Report all lines from the entries below in which "гражданам" appears.
>> Begin
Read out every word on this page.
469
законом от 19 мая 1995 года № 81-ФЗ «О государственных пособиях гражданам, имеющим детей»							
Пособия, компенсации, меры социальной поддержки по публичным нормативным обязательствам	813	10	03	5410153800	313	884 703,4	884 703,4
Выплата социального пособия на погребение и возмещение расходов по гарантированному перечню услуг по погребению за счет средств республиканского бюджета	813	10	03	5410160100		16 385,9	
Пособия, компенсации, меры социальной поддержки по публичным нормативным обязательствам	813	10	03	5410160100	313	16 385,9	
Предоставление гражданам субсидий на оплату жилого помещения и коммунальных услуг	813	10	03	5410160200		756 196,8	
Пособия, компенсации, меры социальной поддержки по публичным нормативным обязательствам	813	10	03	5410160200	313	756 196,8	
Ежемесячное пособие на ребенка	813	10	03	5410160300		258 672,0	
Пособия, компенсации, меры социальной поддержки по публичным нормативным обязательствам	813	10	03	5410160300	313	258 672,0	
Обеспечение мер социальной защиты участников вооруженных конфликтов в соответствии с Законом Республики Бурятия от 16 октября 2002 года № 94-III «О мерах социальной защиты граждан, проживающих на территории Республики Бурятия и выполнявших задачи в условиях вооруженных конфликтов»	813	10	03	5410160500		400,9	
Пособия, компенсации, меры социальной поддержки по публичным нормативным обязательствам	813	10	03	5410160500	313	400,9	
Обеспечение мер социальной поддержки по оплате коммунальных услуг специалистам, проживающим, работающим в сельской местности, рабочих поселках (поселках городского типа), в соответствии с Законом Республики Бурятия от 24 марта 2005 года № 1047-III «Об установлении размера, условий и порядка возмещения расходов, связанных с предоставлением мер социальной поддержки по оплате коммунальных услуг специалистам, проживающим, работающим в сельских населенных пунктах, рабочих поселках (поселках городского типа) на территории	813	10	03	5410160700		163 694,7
>> End
RIGHT ANSWER |
законом от 19 мая 1995 года № 81-ФЗ «О государственных пособиях гражданам, имеющим детей»							
Предоставление гражданам субсидий на оплату жилого помещения и коммунальных услуг	813	10	03	5410160200		756 196,8	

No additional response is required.